## Begin Provided records

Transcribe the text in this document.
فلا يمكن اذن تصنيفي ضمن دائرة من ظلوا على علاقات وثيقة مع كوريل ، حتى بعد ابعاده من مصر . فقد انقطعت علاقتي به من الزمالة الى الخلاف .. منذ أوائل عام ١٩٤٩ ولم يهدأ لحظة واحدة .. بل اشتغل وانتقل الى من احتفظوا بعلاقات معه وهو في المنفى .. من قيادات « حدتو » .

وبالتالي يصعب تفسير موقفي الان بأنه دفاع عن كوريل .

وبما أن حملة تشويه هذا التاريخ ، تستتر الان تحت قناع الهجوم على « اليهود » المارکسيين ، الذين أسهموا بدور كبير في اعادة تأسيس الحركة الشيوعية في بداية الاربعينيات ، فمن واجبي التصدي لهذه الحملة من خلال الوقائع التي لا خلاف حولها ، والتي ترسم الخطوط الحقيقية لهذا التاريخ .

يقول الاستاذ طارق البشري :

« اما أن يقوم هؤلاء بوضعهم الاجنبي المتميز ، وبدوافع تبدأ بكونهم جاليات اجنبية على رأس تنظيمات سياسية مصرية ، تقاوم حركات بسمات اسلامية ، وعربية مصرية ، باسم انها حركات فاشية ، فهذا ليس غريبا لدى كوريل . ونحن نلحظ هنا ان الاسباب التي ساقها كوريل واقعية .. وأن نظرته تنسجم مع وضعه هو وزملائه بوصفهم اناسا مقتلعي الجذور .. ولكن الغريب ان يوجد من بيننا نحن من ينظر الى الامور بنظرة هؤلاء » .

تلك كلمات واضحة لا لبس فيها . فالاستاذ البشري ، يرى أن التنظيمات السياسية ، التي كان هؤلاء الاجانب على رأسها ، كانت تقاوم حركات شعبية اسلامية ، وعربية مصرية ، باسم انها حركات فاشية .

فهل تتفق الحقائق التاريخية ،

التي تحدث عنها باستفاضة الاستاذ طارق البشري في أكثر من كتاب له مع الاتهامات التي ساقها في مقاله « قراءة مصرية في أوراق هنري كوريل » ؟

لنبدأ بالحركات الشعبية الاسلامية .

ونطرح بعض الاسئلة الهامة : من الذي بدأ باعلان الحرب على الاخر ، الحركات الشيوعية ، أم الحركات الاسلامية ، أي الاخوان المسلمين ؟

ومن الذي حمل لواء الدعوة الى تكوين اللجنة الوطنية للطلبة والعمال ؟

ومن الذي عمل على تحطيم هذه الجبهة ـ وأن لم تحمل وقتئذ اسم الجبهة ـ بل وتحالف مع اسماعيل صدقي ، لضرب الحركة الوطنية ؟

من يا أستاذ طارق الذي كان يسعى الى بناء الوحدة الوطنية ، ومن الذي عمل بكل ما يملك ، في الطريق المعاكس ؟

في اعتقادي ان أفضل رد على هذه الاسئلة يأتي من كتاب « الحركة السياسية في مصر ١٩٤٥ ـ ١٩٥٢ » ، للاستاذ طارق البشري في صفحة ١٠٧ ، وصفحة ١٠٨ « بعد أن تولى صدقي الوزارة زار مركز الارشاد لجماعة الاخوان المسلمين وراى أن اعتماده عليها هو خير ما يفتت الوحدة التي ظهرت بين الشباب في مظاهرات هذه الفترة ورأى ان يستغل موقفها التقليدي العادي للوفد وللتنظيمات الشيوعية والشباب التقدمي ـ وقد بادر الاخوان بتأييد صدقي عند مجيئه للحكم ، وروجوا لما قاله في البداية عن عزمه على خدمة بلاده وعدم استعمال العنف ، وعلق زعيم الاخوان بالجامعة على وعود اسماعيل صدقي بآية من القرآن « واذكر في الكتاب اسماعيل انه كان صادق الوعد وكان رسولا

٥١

## End Provided records
## Begin Provided records

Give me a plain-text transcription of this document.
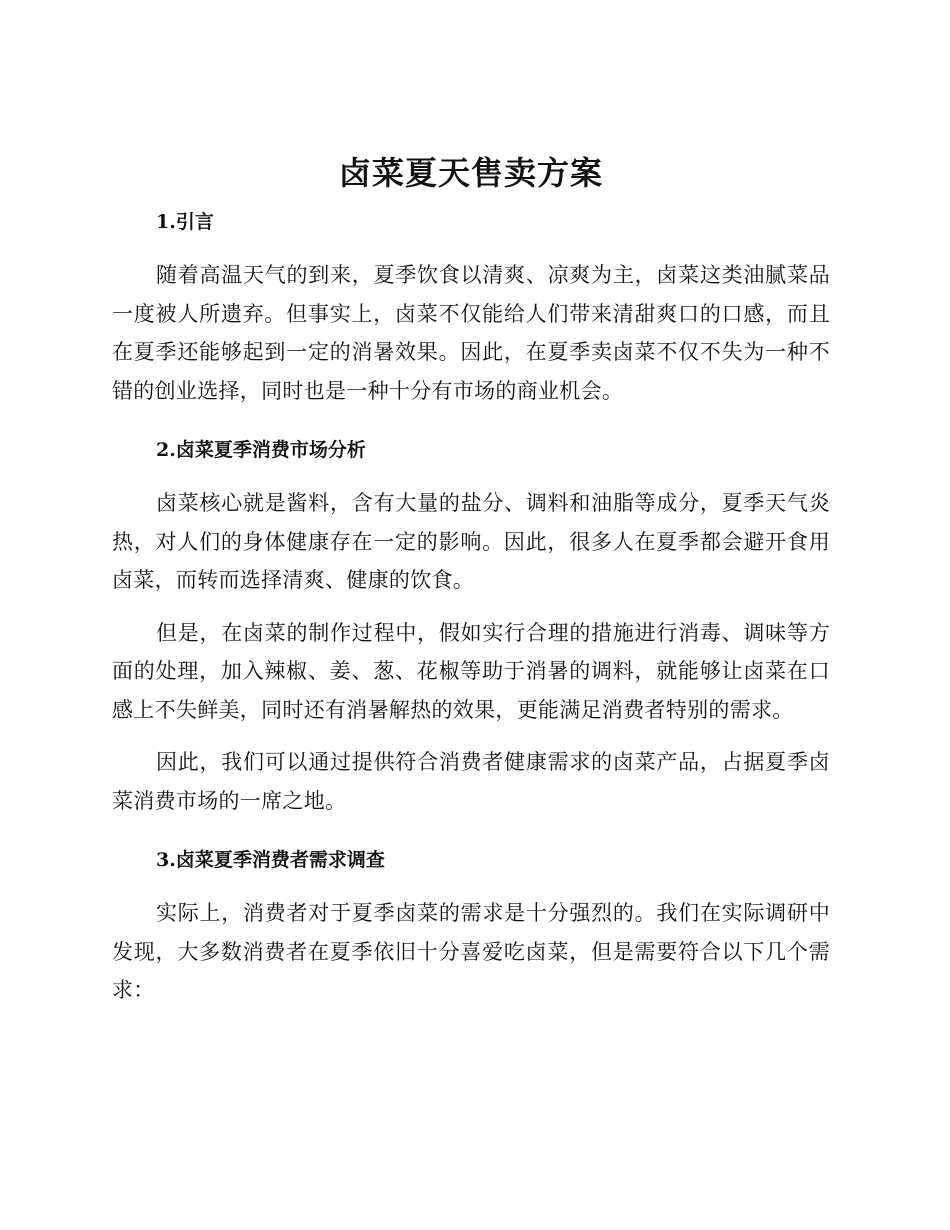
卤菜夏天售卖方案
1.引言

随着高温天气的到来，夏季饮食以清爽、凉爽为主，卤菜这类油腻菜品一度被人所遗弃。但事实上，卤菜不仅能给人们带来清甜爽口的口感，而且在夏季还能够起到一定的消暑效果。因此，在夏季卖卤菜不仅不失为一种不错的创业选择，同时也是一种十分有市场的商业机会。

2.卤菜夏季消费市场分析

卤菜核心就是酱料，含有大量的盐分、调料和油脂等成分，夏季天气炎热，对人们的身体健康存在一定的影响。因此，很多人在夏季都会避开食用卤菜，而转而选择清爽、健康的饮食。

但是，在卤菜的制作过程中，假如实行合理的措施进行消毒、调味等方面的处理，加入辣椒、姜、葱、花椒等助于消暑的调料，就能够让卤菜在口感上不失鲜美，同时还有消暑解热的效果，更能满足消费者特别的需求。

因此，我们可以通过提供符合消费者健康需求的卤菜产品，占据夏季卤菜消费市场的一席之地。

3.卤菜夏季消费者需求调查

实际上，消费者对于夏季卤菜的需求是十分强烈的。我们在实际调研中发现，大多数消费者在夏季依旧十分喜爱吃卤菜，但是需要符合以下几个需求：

## End Provided records

### [Short task]
Select every line of the material above holding the word "الان" and copy it.

### [Problem solution]
وبالتالي يصعب تفسير موقفي الان بأنه دفاع عن كوريل .
وبما أن حملة تشويه هذا التاريخ ، تستتر الان تحت قناع الهجوم على « اليهود » المارکسيين ، الذين أسهموا بدور كبير في اعادة تأسيس الحركة الشيوعية في بداية الاربعينيات ، فمن واجبي التصدي لهذه الحملة من خلال الوقائع التي لا خلاف حولها ، والتي ترسم الخطوط الحقيقية لهذا التاريخ .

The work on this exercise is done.